# WHAT IS ASKED
Copy the data below without any changes, from the very start down through the line containing "table-red-icon[interactable]: [867, 272, 891, 296]".

Element position data
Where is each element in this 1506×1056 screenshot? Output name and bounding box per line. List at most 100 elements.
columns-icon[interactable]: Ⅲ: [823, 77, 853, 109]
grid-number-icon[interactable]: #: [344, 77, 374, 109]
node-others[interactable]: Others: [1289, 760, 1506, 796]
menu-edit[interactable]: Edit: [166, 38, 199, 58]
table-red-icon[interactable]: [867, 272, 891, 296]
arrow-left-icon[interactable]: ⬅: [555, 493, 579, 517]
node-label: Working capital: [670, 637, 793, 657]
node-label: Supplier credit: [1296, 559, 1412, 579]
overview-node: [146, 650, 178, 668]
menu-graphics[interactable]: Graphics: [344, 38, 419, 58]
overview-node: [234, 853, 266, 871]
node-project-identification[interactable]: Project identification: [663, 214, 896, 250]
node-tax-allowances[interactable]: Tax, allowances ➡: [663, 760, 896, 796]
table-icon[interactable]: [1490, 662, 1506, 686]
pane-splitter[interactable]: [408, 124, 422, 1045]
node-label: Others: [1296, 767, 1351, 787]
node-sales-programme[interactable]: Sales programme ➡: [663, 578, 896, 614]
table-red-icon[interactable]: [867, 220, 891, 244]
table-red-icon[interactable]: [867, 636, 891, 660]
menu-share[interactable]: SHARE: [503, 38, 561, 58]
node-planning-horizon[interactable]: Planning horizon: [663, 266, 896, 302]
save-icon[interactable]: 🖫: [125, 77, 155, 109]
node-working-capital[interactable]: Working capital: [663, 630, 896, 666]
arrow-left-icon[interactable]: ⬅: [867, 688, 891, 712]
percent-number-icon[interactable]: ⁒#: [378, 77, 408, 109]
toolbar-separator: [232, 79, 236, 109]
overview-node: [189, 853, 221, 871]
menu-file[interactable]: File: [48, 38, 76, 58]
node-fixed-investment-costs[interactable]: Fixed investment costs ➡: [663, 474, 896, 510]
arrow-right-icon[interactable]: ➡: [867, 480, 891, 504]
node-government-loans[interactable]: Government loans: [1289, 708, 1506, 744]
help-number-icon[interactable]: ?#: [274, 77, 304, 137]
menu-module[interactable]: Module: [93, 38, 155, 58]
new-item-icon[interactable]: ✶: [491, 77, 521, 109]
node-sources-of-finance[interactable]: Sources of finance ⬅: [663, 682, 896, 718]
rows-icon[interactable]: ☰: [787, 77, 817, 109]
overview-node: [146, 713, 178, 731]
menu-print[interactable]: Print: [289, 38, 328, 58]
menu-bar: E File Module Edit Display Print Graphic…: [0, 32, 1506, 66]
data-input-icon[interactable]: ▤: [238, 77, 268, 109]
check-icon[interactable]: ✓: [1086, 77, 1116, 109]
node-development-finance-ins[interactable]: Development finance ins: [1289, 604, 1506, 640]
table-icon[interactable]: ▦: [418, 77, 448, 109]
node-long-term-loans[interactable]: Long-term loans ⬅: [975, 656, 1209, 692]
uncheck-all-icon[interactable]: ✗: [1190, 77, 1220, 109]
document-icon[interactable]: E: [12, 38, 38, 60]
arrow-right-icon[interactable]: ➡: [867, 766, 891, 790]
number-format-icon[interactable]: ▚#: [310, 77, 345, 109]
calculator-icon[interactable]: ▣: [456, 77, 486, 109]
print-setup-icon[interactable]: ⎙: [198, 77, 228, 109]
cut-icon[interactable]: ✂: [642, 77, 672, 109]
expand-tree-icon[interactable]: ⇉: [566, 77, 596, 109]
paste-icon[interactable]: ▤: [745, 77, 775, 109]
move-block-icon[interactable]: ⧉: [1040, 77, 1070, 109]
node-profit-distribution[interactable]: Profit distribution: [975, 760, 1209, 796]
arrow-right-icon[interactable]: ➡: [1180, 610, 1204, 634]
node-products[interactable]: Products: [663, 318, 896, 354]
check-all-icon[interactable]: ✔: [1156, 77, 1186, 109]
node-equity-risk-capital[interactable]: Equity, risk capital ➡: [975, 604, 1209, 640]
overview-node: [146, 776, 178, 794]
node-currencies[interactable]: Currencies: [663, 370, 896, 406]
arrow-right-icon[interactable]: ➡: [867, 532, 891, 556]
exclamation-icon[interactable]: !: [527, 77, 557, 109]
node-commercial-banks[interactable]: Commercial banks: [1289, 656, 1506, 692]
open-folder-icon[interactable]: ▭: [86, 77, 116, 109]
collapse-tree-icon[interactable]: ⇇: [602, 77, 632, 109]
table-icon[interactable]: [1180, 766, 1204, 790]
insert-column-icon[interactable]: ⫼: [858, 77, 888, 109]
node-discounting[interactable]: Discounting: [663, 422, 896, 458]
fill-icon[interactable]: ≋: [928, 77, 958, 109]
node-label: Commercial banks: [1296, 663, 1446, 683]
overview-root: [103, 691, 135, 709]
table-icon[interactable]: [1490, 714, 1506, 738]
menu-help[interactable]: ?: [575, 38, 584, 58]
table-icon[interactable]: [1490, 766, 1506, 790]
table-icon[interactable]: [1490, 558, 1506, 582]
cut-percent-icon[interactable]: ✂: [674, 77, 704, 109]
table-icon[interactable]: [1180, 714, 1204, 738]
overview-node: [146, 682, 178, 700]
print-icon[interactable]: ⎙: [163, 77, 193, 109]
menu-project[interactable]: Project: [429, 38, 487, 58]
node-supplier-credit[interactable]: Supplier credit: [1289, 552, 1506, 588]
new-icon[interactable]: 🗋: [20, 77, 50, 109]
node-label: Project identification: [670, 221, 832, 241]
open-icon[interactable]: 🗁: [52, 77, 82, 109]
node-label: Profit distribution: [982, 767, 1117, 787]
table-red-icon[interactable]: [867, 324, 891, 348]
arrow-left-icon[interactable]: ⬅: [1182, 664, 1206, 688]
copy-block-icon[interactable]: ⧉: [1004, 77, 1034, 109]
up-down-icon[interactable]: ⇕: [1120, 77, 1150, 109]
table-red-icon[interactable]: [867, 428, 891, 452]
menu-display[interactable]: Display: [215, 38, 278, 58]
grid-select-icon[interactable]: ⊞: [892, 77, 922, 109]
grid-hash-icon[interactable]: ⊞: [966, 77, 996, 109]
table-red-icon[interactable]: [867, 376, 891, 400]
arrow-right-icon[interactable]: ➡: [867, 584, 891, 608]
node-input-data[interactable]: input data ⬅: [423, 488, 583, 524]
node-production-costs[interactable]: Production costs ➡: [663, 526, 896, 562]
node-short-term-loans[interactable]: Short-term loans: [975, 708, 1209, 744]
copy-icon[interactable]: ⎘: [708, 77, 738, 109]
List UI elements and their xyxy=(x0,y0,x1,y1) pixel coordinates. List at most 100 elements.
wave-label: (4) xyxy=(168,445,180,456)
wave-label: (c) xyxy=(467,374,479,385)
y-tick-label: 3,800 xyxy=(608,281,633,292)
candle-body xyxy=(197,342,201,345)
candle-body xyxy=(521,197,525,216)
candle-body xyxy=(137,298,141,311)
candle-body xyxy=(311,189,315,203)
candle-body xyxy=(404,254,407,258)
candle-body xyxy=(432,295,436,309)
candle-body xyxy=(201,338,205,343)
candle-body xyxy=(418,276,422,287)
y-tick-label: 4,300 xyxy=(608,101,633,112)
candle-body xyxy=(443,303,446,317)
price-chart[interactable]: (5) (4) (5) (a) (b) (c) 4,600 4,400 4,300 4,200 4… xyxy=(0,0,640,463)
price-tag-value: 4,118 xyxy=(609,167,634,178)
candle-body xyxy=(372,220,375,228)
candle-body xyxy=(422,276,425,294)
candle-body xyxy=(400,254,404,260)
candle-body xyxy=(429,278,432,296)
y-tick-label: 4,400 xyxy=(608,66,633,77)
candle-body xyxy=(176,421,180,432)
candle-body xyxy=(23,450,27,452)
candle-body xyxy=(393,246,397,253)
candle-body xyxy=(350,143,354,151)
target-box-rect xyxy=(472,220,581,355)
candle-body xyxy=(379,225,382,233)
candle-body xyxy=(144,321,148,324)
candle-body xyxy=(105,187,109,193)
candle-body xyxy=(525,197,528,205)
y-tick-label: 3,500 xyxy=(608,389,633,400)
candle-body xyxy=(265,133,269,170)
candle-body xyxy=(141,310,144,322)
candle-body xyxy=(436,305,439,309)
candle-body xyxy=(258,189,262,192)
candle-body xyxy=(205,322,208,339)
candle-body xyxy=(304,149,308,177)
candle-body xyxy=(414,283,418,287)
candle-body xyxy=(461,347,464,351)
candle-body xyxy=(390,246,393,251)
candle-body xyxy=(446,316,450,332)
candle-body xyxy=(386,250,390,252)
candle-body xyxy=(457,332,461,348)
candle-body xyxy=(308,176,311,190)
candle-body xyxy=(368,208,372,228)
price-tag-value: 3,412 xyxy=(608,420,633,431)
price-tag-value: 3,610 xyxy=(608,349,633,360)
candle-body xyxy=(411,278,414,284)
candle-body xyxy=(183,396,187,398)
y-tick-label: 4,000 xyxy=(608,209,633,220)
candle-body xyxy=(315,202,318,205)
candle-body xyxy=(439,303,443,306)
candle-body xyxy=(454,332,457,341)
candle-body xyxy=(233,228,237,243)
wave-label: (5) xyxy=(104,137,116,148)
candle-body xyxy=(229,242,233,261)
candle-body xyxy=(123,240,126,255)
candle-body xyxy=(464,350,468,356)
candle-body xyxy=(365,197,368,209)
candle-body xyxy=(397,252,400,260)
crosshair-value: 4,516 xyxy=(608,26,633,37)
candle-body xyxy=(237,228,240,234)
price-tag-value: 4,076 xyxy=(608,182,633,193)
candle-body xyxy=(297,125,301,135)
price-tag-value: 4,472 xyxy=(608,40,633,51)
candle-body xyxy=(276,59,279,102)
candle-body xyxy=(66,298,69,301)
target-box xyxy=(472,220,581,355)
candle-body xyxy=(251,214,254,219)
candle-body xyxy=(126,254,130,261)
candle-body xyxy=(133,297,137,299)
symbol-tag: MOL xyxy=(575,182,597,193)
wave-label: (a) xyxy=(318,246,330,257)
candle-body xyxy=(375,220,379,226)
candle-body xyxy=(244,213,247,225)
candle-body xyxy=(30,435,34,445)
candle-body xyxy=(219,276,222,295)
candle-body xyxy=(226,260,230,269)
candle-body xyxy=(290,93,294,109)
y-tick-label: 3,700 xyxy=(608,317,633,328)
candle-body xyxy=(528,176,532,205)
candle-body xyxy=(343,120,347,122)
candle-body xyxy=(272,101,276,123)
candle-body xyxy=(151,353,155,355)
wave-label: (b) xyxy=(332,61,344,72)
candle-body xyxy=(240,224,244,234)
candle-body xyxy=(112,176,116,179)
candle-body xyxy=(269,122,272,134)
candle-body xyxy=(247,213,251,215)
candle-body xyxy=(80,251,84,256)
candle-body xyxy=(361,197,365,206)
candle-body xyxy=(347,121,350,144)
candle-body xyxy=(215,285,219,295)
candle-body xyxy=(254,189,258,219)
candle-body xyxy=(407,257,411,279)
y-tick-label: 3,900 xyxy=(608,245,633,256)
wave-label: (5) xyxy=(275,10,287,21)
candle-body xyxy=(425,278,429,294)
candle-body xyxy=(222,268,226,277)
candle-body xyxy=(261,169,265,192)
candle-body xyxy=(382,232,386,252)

# FULL OUTPUT
Where is each element in this 1506×1056 screenshot? Output name and bounding box per line. List at most 100 elements.
columns-icon[interactable]: Ⅲ: [823, 77, 853, 109]
grid-number-icon[interactable]: #: [344, 77, 374, 109]
node-others[interactable]: Others: [1289, 760, 1506, 796]
menu-edit[interactable]: Edit: [166, 38, 199, 58]
table-red-icon[interactable]: [867, 272, 891, 296]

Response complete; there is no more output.